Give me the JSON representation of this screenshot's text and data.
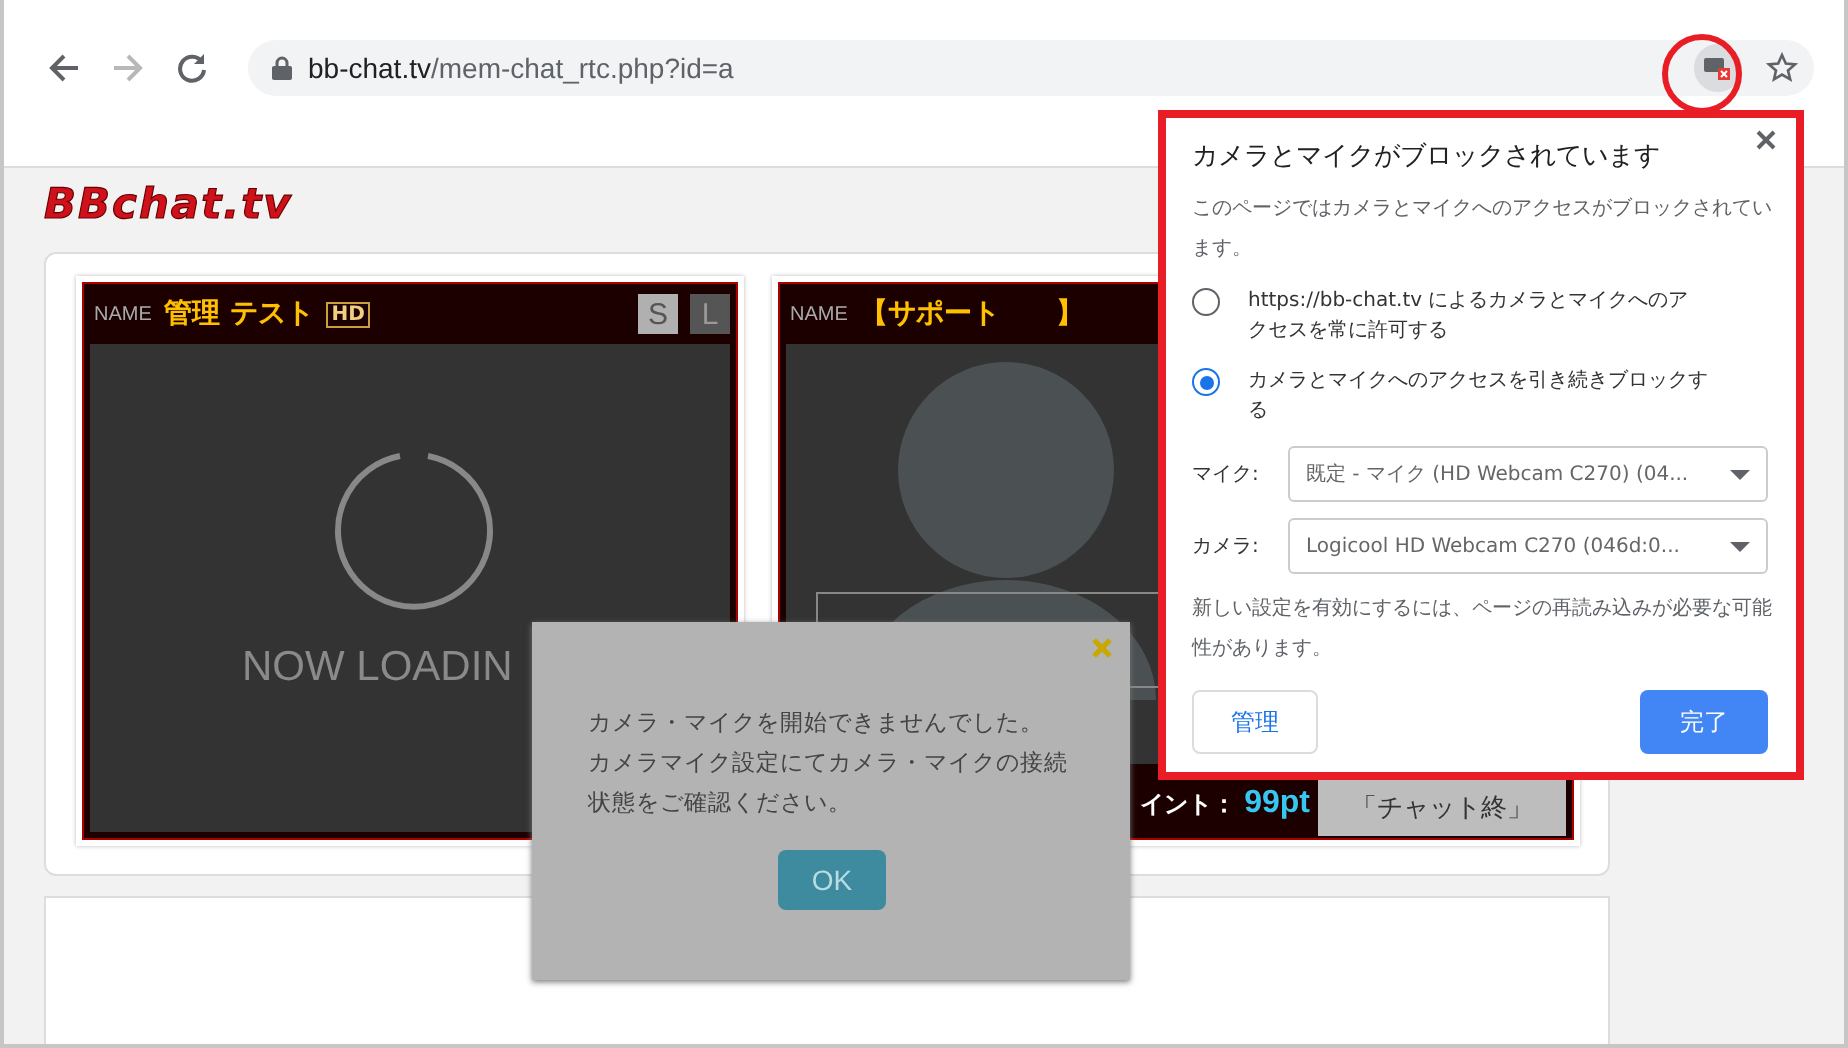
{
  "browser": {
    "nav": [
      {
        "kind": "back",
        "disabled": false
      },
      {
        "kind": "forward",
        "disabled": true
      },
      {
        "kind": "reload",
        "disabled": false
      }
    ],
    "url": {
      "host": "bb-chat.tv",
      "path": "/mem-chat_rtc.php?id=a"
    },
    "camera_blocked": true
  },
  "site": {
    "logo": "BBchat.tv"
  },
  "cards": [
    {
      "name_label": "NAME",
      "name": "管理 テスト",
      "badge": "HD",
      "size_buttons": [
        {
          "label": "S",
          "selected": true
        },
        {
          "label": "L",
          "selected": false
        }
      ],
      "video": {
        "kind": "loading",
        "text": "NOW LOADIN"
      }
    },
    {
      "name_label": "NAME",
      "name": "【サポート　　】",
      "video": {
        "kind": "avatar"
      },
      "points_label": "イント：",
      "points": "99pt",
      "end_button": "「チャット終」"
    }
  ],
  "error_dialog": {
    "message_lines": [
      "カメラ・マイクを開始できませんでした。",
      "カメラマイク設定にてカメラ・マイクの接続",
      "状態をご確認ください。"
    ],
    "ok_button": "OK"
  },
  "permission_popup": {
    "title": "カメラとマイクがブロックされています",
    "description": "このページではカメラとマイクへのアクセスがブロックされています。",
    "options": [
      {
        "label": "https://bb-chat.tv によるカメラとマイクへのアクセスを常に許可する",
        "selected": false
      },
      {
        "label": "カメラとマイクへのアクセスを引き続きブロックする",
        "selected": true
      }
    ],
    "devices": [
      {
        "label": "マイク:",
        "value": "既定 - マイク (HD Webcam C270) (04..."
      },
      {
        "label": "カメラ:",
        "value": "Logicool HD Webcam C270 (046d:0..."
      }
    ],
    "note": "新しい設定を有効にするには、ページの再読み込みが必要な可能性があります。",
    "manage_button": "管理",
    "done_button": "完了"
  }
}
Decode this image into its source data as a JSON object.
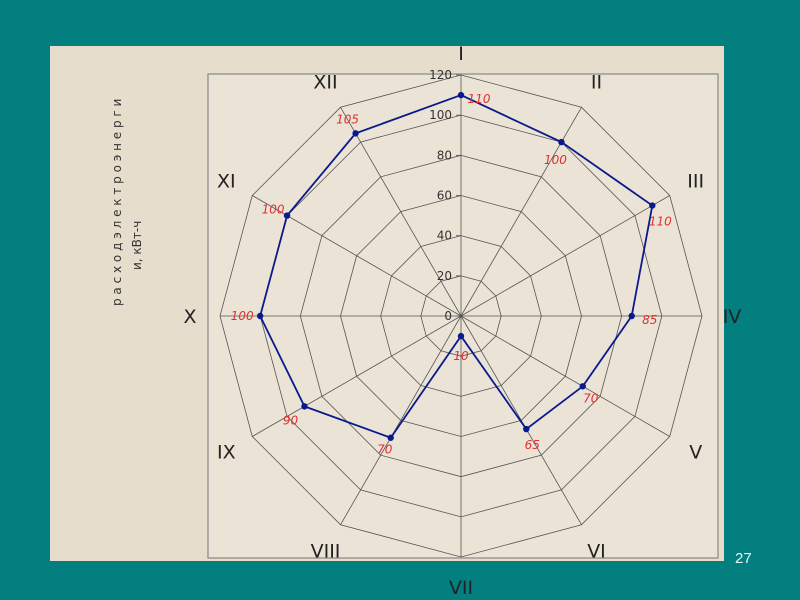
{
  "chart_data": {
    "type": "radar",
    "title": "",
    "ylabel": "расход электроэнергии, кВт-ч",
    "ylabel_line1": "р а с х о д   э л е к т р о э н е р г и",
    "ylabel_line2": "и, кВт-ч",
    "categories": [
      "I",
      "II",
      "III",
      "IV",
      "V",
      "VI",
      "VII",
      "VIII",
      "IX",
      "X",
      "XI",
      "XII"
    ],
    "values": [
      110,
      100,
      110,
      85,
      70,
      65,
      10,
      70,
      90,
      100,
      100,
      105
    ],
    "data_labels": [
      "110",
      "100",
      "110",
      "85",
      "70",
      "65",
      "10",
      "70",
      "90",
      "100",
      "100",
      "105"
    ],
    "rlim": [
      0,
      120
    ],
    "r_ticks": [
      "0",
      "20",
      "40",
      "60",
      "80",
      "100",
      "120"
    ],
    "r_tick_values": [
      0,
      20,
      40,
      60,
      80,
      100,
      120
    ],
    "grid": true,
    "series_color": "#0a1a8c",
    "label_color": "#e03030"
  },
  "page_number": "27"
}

========================

WHAT TO PRODUCE: Select the lines from the entries that include the word "true".

CORRECT ANSWER:
        "disabled": true
    "camera_blocked": true
          "selected": true
        "selected": true
    "grid": true,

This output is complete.